Locate each line holding the string "rakenne" and copy it.
** begin **
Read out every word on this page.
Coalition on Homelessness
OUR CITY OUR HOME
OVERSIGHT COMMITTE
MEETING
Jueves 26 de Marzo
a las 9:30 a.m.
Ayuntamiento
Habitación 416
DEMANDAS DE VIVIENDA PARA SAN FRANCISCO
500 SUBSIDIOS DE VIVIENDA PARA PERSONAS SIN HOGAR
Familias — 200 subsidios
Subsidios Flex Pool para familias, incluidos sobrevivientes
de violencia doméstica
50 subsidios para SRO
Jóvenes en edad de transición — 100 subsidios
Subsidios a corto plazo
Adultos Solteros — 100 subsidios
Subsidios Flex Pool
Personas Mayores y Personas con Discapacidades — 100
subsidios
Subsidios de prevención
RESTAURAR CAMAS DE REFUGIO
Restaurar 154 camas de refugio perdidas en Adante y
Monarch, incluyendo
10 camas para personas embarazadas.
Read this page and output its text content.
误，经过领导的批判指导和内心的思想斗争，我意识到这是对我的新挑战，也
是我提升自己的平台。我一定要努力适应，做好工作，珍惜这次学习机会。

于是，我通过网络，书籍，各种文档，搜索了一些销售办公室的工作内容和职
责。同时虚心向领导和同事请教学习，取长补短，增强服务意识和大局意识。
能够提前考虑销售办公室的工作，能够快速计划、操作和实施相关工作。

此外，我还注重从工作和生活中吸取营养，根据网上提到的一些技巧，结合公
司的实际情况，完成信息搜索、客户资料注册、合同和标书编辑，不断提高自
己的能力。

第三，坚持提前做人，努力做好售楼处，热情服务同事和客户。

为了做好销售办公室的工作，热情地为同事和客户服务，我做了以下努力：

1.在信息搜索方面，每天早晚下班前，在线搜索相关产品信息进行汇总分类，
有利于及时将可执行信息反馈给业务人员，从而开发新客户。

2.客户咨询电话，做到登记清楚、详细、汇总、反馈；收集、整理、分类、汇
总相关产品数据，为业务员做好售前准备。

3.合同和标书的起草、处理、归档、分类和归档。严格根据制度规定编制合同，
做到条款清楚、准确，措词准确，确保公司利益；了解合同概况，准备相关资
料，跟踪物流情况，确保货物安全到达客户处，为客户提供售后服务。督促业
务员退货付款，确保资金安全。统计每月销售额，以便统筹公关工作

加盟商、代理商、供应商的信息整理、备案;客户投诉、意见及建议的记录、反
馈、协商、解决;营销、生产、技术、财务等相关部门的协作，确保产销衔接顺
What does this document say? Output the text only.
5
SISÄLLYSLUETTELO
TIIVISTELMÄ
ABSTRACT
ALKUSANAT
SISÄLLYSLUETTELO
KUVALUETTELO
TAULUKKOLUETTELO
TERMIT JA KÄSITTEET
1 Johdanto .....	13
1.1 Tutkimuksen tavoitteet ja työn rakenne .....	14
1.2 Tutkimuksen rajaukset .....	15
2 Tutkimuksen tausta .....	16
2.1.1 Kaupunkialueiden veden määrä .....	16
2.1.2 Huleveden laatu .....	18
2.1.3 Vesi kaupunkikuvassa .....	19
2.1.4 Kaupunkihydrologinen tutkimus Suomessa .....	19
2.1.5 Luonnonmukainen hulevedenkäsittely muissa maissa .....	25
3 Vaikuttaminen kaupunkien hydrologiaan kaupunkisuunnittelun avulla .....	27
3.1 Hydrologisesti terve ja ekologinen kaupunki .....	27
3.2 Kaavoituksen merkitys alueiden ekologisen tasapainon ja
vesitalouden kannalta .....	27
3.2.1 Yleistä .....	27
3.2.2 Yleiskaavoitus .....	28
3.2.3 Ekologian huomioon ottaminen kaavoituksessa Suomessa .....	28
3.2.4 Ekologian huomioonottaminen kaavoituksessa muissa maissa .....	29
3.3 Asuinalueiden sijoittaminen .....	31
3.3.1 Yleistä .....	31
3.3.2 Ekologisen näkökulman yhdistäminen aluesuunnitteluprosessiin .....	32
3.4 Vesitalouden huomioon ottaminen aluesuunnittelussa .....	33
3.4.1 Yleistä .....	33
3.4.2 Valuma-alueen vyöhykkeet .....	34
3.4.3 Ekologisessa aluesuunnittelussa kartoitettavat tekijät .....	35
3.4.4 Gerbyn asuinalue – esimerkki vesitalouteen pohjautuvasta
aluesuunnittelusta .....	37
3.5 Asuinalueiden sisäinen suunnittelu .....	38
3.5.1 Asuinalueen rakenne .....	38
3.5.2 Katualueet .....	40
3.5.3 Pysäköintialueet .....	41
** end **
■ Expected output ■
1.1 Tutkimuksen tavoitteet ja työn rakenne .....	14
3.5.1 Asuinalueen rakenne .....	38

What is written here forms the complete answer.